Given problem 1: In the records below, copy the lines from the one containing "What elements are" through the one containing "button[interactable]: Speech recognition [4, 1214, 146, 1266]", both included, without any change.

Source:
* Start *

Thursday, August 6, 2009

Autographed cards reunited 70 years later

Two autographed 1933 Goudey baseball cards that apparently had their origins in a (presumably) young fan's passion for baseball player autographs more than 70 years ago have been serendipitously reunited in the collection of an Illinois man.

The 1933 Goudey baseball card set is one of the iconic issues of that golden age in the early years of the Depression when bubblegum manufacturers conceived of the idea of pairing their confectionery product with baseball player cards in an effort to persuade youngsters to part with their pennies.

Few vintage card collectors today contemplate the challenge of completing the set, daunted by the existence of four Babe Ruth cards and two Lou Gehrigs . . . not to mention the almost mythic Napoleon Lajoie card that was never issued until a year later, presumably in an effort to keep youngsters spending their money in an impossible quest to find card #106. Today the Lajoie card in anything but the worst surviving condition sells for $25,000 or more.

Collector Sean Brennan is not only piecing together a 1933 Goudey set, he is attempting to do so with every card bearing the authentic autograph of the pictured player. Typical of the cards Brennan buys in pursuit of his goal was that of George "Kiddo" Davis, card #236 in the set. He picked up the card for $41 in an eBay auction in late July. The card had been encapsulated in plastic by third-party authentcation service PSA, and the signature on the card's front, which reads, "To Jimmy Kahs / George Davis / June 3, 1936", has been adjudged genuine by the grading service's autograph specialists.

It was only after receiving the Davis card that Brennan recognized the name on the personalization as being the same as on a card already in his collection. The #1 card in the 1933 Goudey set, Benny Bengough, carries a similar inscription. The Bengough card with which the Davis was reunited in Brennan's collection is inscribed "To Jimmy Kahs / with Best Wishes / "Bennie" Bengough".

* End *

(Element location listings)
* Start *

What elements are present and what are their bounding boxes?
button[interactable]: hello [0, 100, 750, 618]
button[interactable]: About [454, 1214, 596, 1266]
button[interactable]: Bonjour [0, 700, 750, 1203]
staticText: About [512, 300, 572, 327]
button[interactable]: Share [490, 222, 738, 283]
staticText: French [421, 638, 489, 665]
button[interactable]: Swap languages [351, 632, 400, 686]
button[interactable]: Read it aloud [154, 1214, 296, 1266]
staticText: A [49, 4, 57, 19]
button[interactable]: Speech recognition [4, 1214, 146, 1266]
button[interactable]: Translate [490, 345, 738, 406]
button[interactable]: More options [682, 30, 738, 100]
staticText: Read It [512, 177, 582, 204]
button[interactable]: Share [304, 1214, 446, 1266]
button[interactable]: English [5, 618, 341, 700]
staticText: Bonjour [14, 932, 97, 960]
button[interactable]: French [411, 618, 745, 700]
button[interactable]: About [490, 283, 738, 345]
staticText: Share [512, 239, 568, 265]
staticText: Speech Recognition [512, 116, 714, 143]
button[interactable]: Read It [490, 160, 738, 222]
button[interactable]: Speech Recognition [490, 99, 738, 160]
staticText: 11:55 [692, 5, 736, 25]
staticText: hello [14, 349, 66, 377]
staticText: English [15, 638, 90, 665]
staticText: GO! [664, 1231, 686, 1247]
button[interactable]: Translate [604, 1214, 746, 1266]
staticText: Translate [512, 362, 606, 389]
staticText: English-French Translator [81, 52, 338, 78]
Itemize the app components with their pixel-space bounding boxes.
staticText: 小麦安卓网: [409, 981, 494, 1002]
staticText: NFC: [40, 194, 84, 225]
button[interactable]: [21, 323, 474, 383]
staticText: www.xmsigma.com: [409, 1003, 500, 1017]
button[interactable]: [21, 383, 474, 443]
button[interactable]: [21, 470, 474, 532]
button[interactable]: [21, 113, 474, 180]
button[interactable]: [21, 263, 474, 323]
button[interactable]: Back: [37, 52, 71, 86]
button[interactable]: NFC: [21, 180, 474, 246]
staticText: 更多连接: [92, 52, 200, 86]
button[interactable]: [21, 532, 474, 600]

* End *
* Start *

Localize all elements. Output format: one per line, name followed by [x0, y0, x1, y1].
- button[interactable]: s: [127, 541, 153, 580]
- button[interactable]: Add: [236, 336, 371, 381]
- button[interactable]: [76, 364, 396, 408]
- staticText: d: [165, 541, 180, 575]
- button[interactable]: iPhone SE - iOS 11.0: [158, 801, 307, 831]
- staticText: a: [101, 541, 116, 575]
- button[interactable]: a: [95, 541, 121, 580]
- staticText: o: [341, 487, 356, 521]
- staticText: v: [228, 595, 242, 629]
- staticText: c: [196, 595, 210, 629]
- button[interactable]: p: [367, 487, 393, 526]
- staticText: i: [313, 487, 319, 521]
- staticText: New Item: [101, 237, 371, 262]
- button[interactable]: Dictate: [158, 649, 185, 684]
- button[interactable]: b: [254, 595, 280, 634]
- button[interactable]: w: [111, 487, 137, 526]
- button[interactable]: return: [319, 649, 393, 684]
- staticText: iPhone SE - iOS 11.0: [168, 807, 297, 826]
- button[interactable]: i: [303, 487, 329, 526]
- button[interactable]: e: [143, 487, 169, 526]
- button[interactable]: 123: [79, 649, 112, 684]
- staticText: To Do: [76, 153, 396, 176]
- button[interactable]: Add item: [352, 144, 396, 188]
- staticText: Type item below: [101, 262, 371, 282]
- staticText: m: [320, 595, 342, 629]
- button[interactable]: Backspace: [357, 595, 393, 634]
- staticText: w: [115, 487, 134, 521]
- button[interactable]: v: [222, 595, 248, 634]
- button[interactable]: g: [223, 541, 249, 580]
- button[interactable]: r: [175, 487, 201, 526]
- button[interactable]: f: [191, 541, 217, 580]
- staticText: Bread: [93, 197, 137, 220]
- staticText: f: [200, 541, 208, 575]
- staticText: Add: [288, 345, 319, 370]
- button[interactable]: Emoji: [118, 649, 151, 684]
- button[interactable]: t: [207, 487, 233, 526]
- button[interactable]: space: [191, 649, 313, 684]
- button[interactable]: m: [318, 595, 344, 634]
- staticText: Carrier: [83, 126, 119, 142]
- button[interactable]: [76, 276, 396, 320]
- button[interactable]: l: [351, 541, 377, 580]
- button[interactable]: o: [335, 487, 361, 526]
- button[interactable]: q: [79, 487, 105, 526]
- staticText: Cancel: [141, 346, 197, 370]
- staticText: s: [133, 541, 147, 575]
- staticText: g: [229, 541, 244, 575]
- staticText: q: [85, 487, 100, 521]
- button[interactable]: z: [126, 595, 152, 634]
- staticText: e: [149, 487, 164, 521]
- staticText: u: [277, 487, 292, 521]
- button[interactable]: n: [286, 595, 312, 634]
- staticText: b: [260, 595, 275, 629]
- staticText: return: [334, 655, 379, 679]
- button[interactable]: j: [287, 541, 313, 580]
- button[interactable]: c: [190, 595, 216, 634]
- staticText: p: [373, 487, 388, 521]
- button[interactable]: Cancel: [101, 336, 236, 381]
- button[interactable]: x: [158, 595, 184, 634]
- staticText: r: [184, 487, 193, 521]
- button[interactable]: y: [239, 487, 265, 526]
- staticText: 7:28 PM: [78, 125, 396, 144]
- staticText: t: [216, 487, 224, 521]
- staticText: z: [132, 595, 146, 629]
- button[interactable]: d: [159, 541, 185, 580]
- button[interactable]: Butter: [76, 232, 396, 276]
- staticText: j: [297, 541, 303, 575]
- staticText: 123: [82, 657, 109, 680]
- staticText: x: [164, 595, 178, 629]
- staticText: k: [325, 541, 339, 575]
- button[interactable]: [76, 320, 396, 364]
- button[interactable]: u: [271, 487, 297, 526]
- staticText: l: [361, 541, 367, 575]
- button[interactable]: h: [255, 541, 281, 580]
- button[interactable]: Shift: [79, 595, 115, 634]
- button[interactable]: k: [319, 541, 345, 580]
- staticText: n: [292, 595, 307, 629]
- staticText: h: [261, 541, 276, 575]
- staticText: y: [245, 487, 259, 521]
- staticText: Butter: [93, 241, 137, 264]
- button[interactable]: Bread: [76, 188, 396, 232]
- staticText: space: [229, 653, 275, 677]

* End *
* Start *

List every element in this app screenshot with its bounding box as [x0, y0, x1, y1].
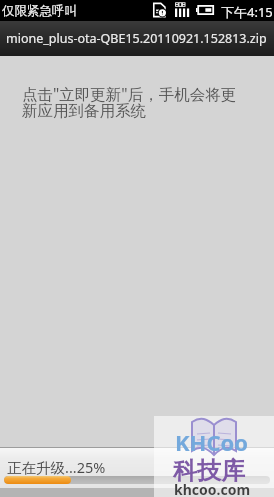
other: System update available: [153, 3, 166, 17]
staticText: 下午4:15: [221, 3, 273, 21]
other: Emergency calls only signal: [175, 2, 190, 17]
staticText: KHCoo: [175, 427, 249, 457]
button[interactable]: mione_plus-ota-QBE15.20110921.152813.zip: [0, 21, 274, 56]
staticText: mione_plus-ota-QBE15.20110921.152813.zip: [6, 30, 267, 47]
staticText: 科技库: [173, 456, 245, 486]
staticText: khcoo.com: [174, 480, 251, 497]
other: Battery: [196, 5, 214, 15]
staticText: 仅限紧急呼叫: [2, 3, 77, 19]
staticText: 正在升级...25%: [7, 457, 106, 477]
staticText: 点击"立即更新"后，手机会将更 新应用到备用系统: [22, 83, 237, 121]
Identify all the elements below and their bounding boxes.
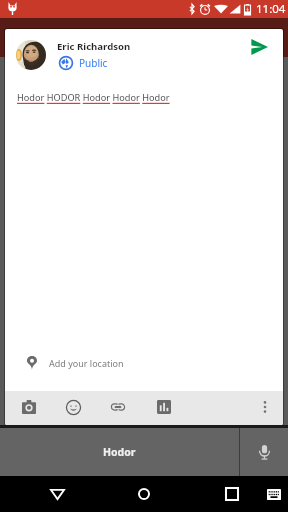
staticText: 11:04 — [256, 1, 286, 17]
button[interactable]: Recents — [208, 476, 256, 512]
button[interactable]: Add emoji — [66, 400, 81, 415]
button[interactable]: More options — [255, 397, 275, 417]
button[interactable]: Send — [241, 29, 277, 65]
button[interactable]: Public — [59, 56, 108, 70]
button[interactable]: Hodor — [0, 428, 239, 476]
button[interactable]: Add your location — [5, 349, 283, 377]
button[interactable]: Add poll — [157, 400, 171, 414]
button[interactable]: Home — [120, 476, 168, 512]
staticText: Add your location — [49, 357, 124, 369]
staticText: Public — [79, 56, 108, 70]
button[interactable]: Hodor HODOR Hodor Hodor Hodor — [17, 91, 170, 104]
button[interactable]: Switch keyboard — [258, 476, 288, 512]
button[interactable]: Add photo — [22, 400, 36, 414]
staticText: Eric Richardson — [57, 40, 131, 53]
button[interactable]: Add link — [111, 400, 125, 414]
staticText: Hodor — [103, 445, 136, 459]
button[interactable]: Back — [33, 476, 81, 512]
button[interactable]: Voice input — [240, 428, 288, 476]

* End *

Given problem 2: According to the article about the reunited autographed cards, how much did Sean Brennan pay for the George "Kiddo" Davis card?

Task output 1:
What elements are present and what are their bounding boxes?
button[interactable]: hello [0, 100, 750, 618]
button[interactable]: About [454, 1214, 596, 1266]
button[interactable]: Bonjour [0, 700, 750, 1203]
staticText: About [512, 300, 572, 327]
button[interactable]: Share [490, 222, 738, 283]
staticText: French [421, 638, 489, 665]
button[interactable]: Swap languages [351, 632, 400, 686]
button[interactable]: Read it aloud [154, 1214, 296, 1266]
staticText: A [49, 4, 57, 19]
button[interactable]: Speech recognition [4, 1214, 146, 1266]

Task output 2: $41, in an eBay auction in late July.